• **Instruction**
Keep only the lines where "your" appears.

Collected data:
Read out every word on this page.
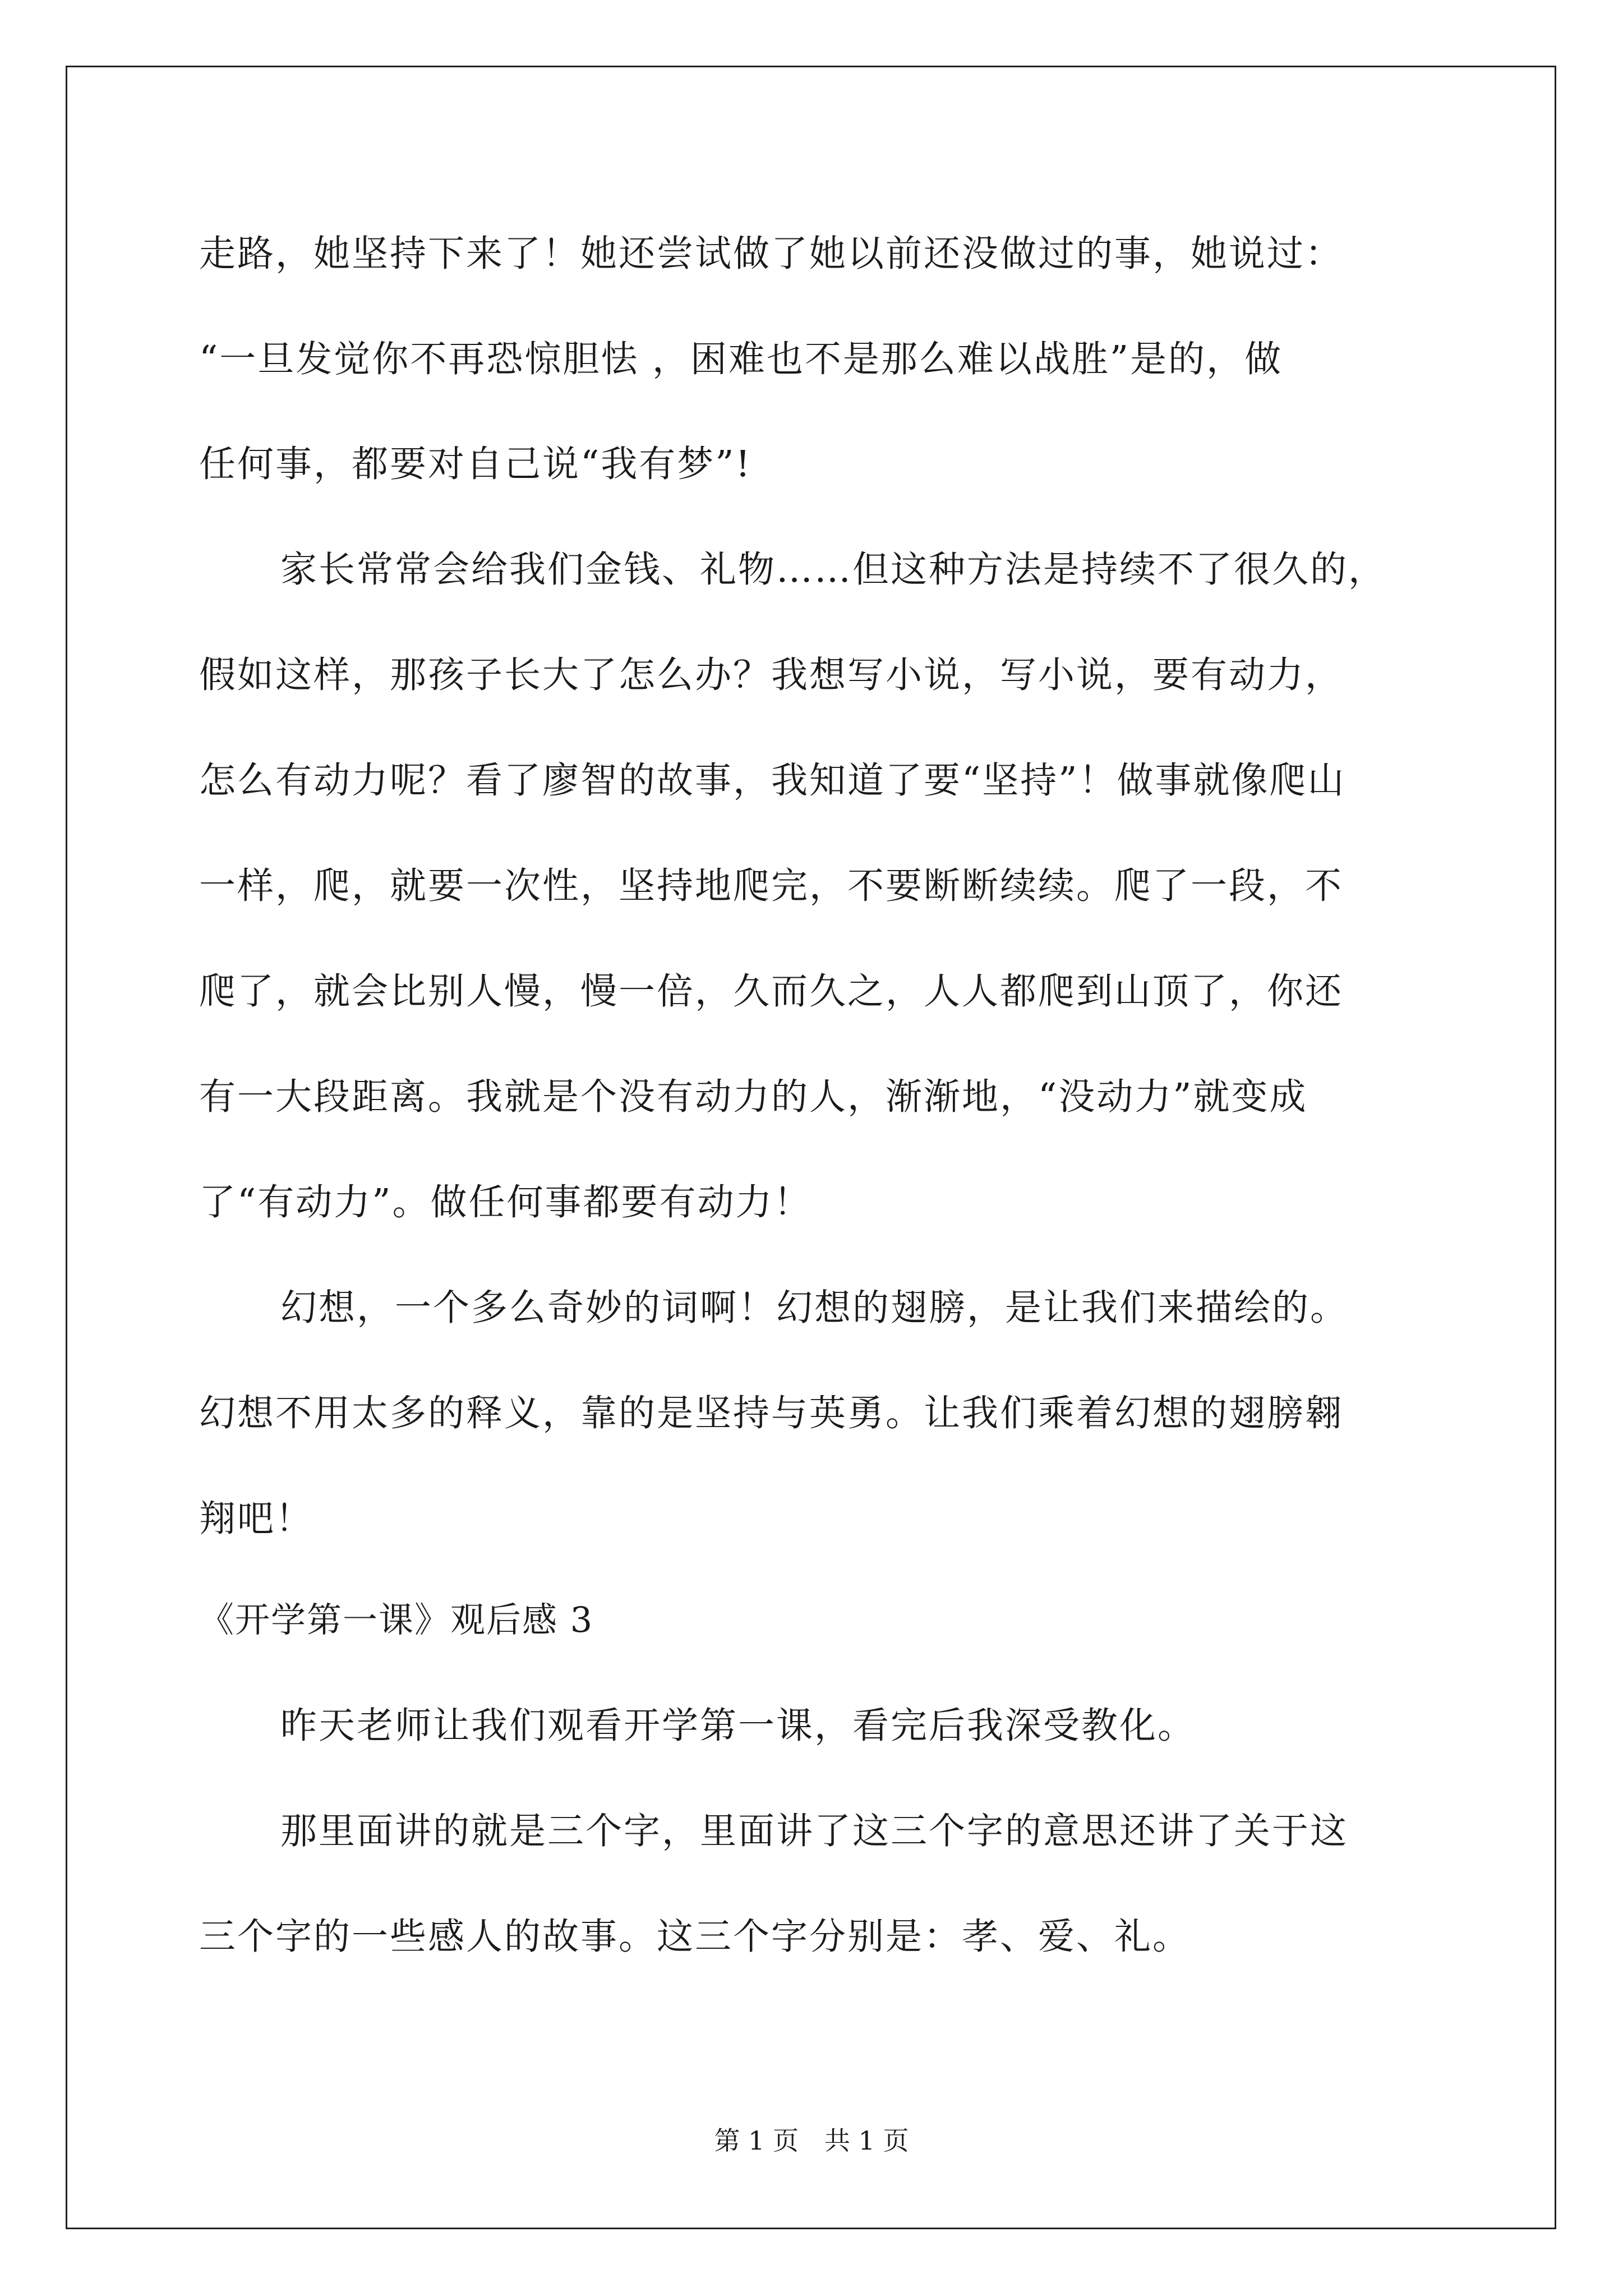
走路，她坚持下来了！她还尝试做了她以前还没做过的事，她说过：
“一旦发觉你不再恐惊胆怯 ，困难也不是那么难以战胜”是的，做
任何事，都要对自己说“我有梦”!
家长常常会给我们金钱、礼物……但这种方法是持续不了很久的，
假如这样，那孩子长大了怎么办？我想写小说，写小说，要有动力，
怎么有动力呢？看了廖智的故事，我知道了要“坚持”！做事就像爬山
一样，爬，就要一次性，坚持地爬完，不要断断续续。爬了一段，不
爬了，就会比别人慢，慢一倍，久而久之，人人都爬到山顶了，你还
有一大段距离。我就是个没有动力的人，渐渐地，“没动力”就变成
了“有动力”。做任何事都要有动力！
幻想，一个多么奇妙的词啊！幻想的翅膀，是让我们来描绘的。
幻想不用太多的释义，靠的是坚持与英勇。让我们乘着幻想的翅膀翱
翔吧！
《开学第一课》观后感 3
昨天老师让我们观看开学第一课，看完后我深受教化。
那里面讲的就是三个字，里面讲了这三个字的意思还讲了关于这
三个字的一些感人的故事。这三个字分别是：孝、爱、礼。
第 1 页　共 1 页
==
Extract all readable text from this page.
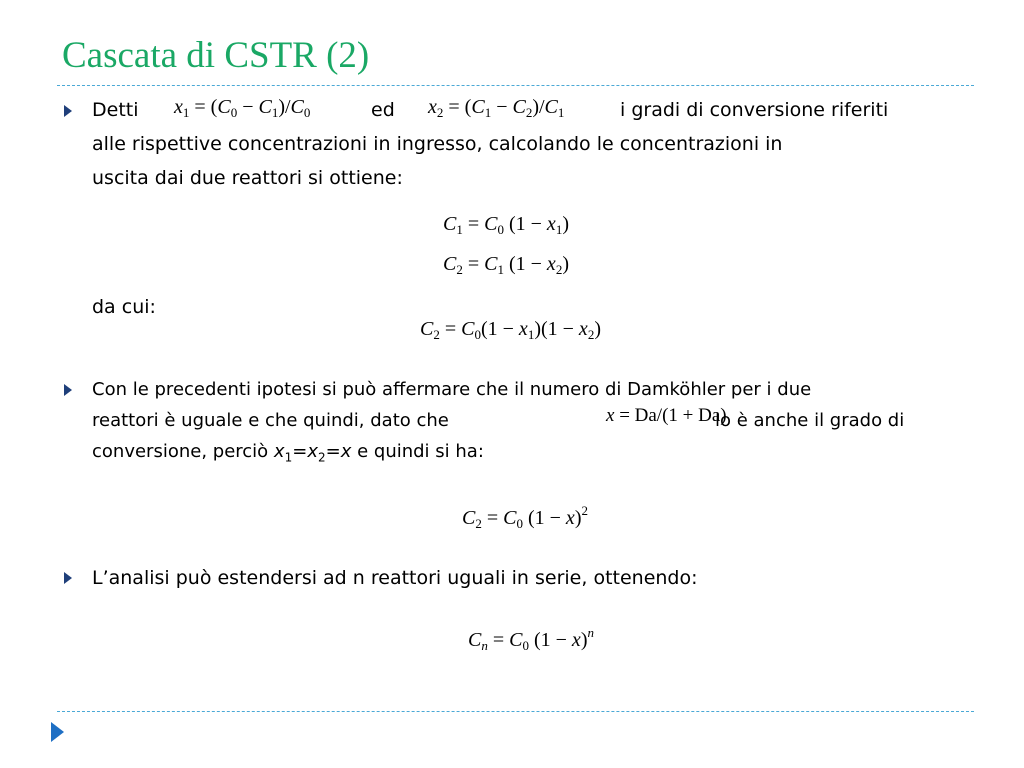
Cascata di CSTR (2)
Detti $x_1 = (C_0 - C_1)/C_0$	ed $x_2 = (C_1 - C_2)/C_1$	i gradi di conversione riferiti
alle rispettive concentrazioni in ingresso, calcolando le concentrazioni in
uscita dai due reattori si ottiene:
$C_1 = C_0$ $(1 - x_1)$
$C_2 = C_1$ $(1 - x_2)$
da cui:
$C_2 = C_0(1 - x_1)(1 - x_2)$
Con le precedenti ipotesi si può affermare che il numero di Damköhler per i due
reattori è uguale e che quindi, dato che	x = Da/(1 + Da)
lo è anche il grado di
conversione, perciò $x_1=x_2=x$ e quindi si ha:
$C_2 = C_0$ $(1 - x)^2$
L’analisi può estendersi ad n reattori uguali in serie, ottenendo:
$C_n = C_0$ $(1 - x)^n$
--
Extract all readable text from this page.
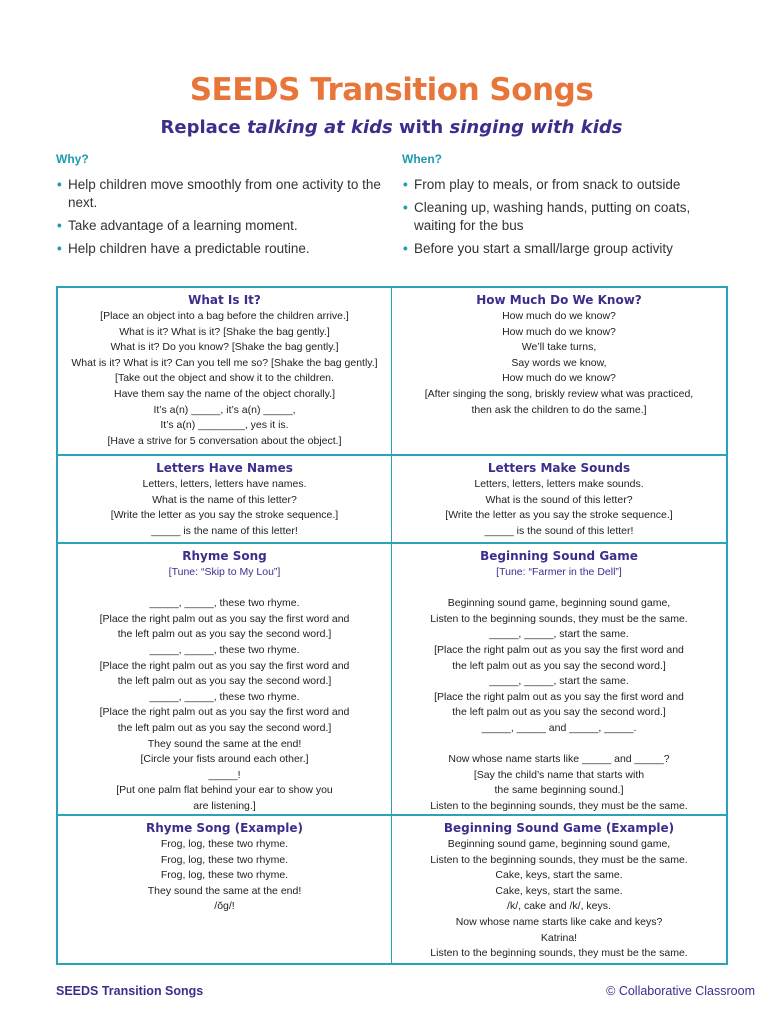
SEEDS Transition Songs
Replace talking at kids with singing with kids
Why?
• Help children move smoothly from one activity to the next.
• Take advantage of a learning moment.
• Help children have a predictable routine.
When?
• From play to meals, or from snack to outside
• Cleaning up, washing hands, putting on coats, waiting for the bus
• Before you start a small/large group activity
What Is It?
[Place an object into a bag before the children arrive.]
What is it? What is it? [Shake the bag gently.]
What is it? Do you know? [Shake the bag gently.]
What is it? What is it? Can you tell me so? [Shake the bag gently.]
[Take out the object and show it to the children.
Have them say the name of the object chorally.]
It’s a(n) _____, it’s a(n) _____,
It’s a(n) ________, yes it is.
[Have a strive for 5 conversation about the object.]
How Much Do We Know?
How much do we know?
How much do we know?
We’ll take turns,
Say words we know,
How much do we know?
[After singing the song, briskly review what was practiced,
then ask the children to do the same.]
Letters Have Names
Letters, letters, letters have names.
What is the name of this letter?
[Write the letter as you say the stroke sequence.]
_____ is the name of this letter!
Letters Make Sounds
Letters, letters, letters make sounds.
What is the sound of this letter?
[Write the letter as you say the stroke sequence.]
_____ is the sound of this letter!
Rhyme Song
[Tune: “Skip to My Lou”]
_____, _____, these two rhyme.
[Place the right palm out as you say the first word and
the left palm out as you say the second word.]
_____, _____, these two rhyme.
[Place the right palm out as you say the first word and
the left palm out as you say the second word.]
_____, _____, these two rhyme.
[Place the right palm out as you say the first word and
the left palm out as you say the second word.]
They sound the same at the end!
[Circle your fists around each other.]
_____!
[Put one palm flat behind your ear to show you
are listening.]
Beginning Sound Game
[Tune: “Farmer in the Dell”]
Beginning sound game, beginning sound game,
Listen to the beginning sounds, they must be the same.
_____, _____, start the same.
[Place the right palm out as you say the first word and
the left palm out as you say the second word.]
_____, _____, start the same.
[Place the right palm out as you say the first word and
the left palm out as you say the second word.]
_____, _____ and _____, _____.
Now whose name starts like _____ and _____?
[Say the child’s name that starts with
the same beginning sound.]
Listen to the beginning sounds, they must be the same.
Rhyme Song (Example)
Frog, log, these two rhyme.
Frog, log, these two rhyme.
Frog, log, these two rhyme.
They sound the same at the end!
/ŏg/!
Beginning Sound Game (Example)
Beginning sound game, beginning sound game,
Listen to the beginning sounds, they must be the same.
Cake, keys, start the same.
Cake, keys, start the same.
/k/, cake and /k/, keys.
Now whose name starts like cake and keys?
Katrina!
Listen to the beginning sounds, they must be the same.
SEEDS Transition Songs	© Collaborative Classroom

• **Exercise answer**
[Circle your fists around each other.]
[Put one palm flat behind your ear to show you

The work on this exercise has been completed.